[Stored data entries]
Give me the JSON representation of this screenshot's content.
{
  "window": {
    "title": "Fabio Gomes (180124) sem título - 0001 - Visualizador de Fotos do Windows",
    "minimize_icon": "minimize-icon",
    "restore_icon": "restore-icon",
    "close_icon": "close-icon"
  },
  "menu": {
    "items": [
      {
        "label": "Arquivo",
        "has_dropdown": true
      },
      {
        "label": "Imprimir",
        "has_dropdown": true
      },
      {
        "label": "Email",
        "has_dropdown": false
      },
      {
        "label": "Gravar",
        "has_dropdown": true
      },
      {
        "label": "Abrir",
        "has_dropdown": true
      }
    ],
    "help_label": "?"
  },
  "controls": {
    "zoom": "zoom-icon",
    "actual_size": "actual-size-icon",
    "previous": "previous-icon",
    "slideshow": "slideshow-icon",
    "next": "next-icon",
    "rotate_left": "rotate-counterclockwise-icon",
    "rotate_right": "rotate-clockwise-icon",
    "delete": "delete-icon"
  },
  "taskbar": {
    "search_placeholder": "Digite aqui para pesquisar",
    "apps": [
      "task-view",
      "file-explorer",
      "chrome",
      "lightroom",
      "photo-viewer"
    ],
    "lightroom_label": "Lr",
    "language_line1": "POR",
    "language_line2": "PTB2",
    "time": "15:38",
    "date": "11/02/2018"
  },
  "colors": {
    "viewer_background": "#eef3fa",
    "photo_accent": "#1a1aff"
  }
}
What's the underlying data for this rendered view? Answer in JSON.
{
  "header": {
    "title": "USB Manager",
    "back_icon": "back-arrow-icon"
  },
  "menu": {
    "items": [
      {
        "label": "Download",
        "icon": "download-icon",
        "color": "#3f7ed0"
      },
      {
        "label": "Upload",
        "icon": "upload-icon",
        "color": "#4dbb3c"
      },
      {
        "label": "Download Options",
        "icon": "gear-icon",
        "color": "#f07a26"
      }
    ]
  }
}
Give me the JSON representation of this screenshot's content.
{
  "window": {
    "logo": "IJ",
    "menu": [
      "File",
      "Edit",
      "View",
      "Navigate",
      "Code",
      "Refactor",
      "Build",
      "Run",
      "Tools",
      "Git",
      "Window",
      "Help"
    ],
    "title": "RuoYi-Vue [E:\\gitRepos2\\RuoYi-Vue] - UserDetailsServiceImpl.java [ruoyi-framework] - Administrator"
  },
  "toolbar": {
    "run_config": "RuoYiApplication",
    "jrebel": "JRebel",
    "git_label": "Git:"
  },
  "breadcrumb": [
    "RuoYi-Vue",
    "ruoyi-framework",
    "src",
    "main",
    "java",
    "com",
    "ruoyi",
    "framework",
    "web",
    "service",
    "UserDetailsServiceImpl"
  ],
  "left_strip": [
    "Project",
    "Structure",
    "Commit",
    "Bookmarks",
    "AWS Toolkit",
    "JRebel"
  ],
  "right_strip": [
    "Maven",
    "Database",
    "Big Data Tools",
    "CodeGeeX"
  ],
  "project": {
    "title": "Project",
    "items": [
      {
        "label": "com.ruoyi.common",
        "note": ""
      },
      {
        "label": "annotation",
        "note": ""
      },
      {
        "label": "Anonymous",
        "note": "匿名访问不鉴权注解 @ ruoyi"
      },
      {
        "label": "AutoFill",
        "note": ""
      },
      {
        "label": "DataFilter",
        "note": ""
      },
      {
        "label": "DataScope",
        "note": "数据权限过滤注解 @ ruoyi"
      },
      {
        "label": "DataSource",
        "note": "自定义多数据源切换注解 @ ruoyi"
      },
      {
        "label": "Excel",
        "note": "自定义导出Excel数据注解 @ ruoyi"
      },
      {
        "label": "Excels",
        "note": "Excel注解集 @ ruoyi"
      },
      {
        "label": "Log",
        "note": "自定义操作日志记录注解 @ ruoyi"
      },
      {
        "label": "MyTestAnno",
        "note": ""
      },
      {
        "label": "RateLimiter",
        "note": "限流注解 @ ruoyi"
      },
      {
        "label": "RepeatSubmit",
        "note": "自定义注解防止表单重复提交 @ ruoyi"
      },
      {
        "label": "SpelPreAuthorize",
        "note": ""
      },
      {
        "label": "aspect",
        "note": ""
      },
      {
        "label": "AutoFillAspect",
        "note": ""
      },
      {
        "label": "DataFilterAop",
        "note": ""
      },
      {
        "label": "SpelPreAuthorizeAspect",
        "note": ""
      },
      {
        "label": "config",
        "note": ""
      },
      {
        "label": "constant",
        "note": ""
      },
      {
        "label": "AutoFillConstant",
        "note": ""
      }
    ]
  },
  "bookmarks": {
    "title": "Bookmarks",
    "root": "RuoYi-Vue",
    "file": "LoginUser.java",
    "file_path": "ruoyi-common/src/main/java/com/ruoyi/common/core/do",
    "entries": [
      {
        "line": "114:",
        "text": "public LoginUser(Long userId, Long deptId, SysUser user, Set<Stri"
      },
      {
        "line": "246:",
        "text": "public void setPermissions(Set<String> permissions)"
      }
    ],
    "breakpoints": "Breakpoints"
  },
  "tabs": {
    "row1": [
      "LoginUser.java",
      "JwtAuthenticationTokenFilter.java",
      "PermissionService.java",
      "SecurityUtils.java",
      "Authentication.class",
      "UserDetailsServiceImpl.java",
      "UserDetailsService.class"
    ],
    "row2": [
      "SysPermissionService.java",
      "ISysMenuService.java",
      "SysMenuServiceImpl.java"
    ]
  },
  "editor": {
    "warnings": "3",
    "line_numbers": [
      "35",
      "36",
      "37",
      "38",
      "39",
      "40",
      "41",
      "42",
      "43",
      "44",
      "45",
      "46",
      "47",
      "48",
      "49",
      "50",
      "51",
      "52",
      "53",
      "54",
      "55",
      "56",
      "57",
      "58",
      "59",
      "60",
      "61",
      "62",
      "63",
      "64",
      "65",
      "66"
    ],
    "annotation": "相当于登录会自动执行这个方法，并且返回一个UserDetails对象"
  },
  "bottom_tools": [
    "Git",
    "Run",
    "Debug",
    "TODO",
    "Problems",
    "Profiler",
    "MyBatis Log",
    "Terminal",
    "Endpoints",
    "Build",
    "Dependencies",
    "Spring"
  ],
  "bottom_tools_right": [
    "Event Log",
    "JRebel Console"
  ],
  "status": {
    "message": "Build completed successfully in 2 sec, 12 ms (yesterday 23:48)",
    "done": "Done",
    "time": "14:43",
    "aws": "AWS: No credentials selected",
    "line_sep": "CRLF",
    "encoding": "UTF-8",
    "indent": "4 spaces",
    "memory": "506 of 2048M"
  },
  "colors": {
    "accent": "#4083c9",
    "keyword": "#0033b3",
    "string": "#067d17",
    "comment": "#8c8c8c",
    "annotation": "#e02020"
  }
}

TASK OBJECTIVE
Find how many lines of the listing include the string "java" and give that number, nothing else.

SOLUTION BELOW
12